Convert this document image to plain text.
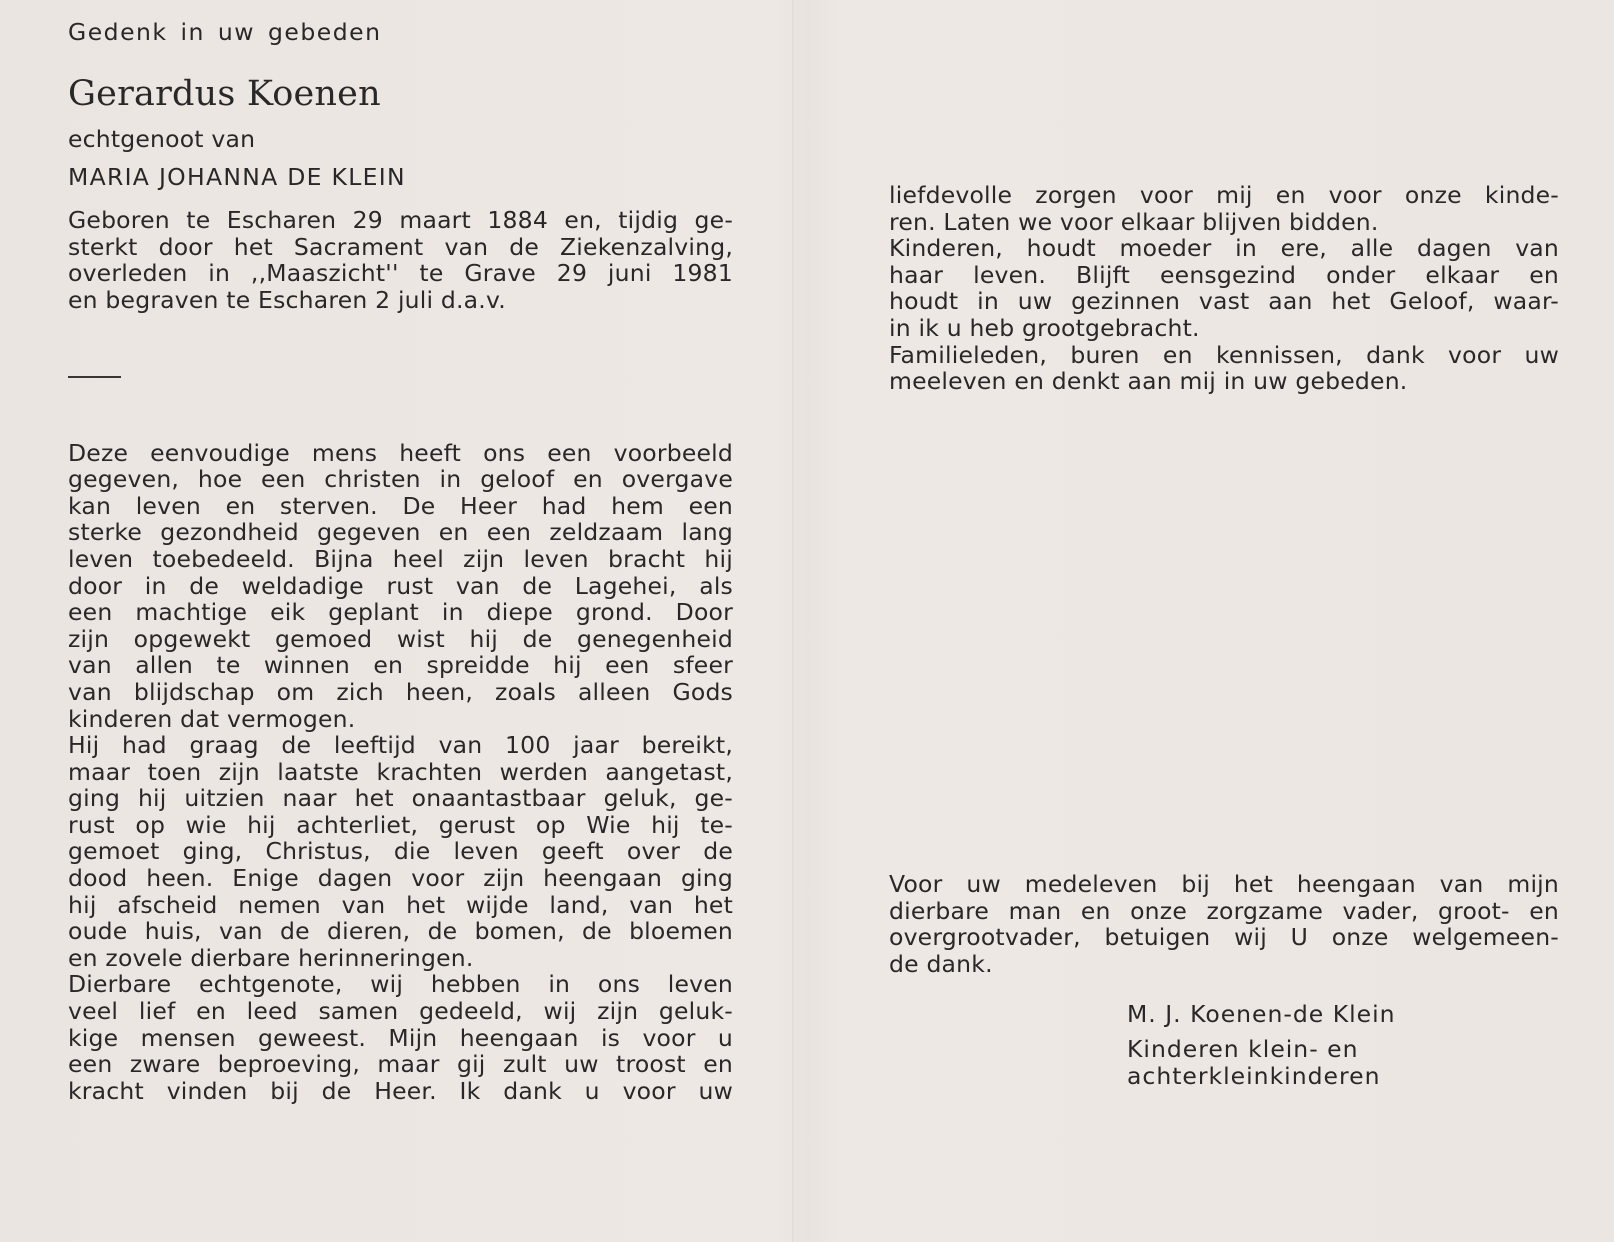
Gedenk in uw gebeden
Gerardus Koenen
echtgenoot van
MARIA JOHANNA DE KLEIN
Geboren te Escharen 29 maart 1884 en, tijdig ge-
sterkt door het Sacrament van de Ziekenzalving,
overleden in ,,Maaszicht'' te Grave 29 juni 1981
en begraven te Escharen 2 juli d.a.v.
Deze eenvoudige mens heeft ons een voorbeeld
gegeven, hoe een christen in geloof en overgave
kan leven en sterven. De Heer had hem een
sterke gezondheid gegeven en een zeldzaam lang
leven toebedeeld. Bijna heel zijn leven bracht hij
door in de weldadige rust van de Lagehei, als
een machtige eik geplant in diepe grond. Door
zijn opgewekt gemoed wist hij de genegenheid
van allen te winnen en spreidde hij een sfeer
van blijdschap om zich heen, zoals alleen Gods
kinderen dat vermogen.
Hij had graag de leeftijd van 100 jaar bereikt,
maar toen zijn laatste krachten werden aangetast,
ging hij uitzien naar het onaantastbaar geluk, ge-
rust op wie hij achterliet, gerust op Wie hij te-
gemoet ging, Christus, die leven geeft over de
dood heen. Enige dagen voor zijn heengaan ging
hij afscheid nemen van het wijde land, van het
oude huis, van de dieren, de bomen, de bloemen
en zovele dierbare herinneringen.
Dierbare echtgenote, wij hebben in ons leven
veel lief en leed samen gedeeld, wij zijn geluk-
kige mensen geweest. Mijn heengaan is voor u
een zware beproeving, maar gij zult uw troost en
kracht vinden bij de Heer. Ik dank u voor uw
liefdevolle zorgen voor mij en voor onze kinde-
ren. Laten we voor elkaar blijven bidden.
Kinderen, houdt moeder in ere, alle dagen van
haar leven. Blijft eensgezind onder elkaar en
houdt in uw gezinnen vast aan het Geloof, waar-
in ik u heb grootgebracht.
Familieleden, buren en kennissen, dank voor uw
meeleven en denkt aan mij in uw gebeden.
Voor uw medeleven bij het heengaan van mijn
dierbare man en onze zorgzame vader, groot- en
overgrootvader, betuigen wij U onze welgemeen-
de dank.
M. J. Koenen-de Klein
Kinderen klein- en
achterkleinkinderen
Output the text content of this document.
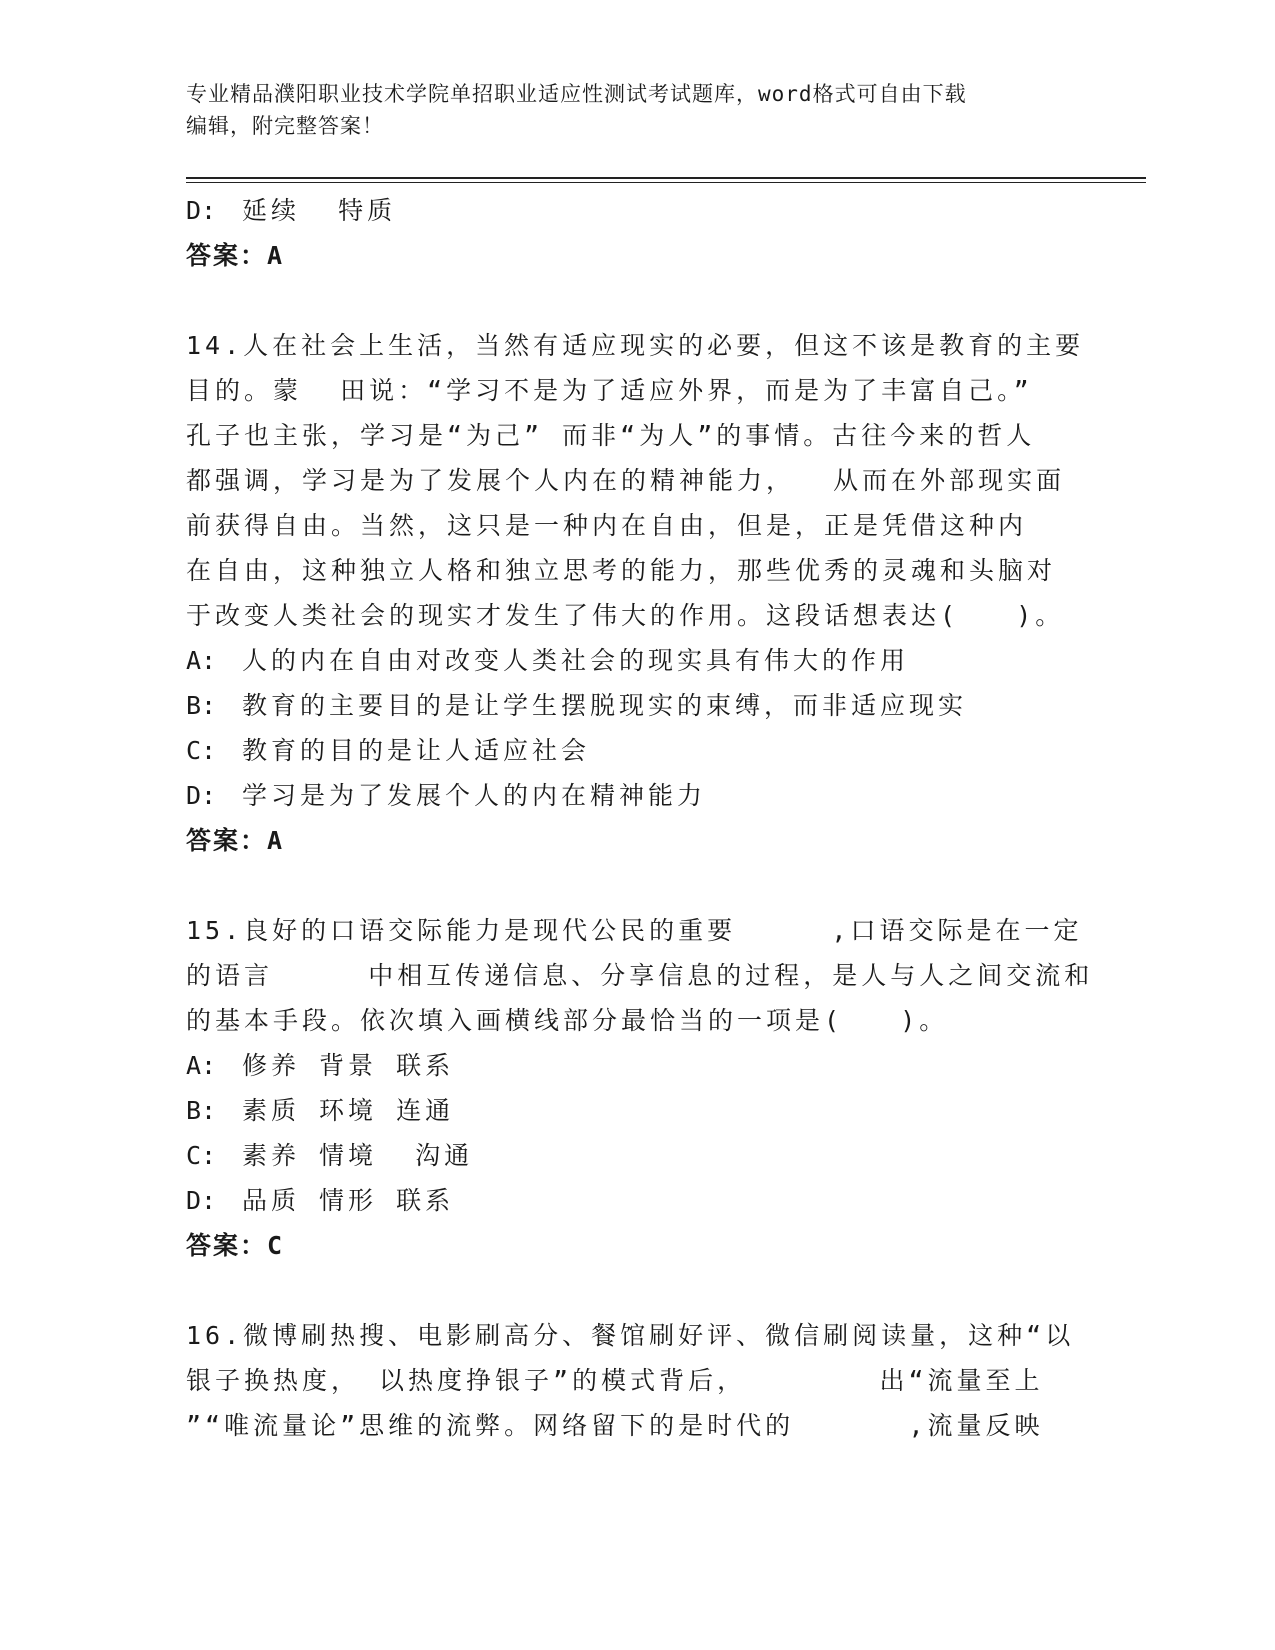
专业精品濮阳职业技术学院单招职业适应性测试考试题库，word格式可自由下载
编辑，附完整答案！
D: 延续  特质
答案：A
14.人在社会上生活，当然有适应现实的必要，但这不该是教育的主要
目的。蒙  田说：“学习不是为了适应外界，而是为了丰富自己。”
孔子也主张，学习是“为己” 而非“为人”的事情。古往今来的哲人
都强调，学习是为了发展个人内在的精神能力，  从而在外部现实面
前获得自由。当然，这只是一种内在自由，但是，正是凭借这种内
在自由，这种独立人格和独立思考的能力，那些优秀的灵魂和头脑对
于改变人类社会的现实才发生了伟大的作用。这段话想表达(   )。
A: 人的内在自由对改变人类社会的现实具有伟大的作用
B: 教育的主要目的是让学生摆脱现实的束缚，而非适应现实
C: 教育的目的是让人适应社会
D: 学习是为了发展个人的内在精神能力
答案：A
15.良好的口语交际能力是现代公民的重要     ,口语交际是在一定
的语言     中相互传递信息、分享信息的过程，是人与人之间交流和
的基本手段。依次填入画横线部分最恰当的一项是(   )。
A: 修养 背景 联系
B: 素质 环境 连通
C: 素养 情境  沟通
D: 品质 情形 联系
答案：C
16.微博刷热搜、电影刷高分、餐馆刷好评、微信刷阅读量，这种“以
银子换热度， 以热度挣银子”的模式背后，       出“流量至上
”“唯流量论”思维的流弊。网络留下的是时代的      ,流量反映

--*--

PROBLEM REQUIREMENTS: Write out exactly the lines beginning with the line that holds "Output the text content of this document." and ending with the final line of the data, both ends included, without the pictures.

SOLVED PROBLEM:
Output the text content of this document.
专业精品濮阳职业技术学院单招职业适应性测试考试题库，word格式可自由下载
编辑，附完整答案！
D: 延续  特质
答案：A
14.人在社会上生活，当然有适应现实的必要，但这不该是教育的主要
目的。蒙  田说：“学习不是为了适应外界，而是为了丰富自己。”
孔子也主张，学习是“为己” 而非“为人”的事情。古往今来的哲人
都强调，学习是为了发展个人内在的精神能力，  从而在外部现实面
前获得自由。当然，这只是一种内在自由，但是，正是凭借这种内
在自由，这种独立人格和独立思考的能力，那些优秀的灵魂和头脑对
于改变人类社会的现实才发生了伟大的作用。这段话想表达(   )。
A: 人的内在自由对改变人类社会的现实具有伟大的作用
B: 教育的主要目的是让学生摆脱现实的束缚，而非适应现实
C: 教育的目的是让人适应社会
D: 学习是为了发展个人的内在精神能力
答案：A
15.良好的口语交际能力是现代公民的重要     ,口语交际是在一定
的语言     中相互传递信息、分享信息的过程，是人与人之间交流和
的基本手段。依次填入画横线部分最恰当的一项是(   )。
A: 修养 背景 联系
B: 素质 环境 连通
C: 素养 情境  沟通
D: 品质 情形 联系
答案：C
16.微博刷热搜、电影刷高分、餐馆刷好评、微信刷阅读量，这种“以
银子换热度， 以热度挣银子”的模式背后，       出“流量至上
”“唯流量论”思维的流弊。网络留下的是时代的      ,流量反映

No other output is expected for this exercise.